== Material provided

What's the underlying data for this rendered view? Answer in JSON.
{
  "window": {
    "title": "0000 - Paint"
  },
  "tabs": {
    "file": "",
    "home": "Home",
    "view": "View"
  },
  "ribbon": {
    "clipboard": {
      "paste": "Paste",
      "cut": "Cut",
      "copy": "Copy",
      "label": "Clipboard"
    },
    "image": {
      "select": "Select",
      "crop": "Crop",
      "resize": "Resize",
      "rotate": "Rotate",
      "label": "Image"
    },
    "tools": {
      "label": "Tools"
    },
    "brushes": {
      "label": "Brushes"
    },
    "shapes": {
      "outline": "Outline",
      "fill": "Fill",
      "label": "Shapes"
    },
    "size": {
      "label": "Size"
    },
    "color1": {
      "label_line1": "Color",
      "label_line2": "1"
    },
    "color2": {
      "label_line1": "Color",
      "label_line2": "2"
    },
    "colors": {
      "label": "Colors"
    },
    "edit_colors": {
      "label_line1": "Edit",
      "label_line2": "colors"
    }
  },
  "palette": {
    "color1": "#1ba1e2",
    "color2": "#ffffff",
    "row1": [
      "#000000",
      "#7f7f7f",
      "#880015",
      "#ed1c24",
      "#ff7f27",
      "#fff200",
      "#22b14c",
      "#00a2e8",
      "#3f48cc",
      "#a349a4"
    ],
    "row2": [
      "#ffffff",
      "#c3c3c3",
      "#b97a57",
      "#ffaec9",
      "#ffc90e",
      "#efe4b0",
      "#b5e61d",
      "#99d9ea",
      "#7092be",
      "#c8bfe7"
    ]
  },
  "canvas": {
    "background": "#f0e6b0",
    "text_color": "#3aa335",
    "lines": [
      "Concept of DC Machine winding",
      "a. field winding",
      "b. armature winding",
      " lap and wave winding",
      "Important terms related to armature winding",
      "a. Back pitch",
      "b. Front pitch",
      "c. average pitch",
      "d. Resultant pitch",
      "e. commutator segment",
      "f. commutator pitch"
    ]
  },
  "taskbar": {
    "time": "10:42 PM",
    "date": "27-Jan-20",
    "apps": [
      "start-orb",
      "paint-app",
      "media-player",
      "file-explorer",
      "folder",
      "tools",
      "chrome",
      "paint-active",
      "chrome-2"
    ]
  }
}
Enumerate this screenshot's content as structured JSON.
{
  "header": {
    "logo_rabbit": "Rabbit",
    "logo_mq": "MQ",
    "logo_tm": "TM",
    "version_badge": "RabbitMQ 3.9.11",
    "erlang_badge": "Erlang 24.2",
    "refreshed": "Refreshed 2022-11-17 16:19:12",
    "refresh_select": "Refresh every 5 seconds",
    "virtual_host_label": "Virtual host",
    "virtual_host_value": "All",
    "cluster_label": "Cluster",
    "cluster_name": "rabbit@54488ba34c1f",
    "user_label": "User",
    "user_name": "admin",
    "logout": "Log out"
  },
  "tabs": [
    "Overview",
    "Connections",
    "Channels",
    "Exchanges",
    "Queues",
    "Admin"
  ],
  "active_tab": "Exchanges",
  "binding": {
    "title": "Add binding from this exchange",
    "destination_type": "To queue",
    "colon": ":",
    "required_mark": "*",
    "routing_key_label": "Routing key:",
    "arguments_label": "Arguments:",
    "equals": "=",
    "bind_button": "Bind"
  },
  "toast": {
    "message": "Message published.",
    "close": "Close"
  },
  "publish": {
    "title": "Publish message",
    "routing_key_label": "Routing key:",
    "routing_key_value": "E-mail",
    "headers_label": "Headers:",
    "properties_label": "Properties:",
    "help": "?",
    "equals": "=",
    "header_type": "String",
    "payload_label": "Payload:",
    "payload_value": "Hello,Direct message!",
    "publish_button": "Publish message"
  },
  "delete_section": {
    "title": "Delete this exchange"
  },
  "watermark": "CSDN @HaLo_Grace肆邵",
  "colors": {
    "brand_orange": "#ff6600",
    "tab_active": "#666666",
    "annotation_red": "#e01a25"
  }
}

====

Goal of the exercise
Return every line from the records above that holds the word "binding".

Output of the task
  "binding": {
    "title": "Add binding from this exchange",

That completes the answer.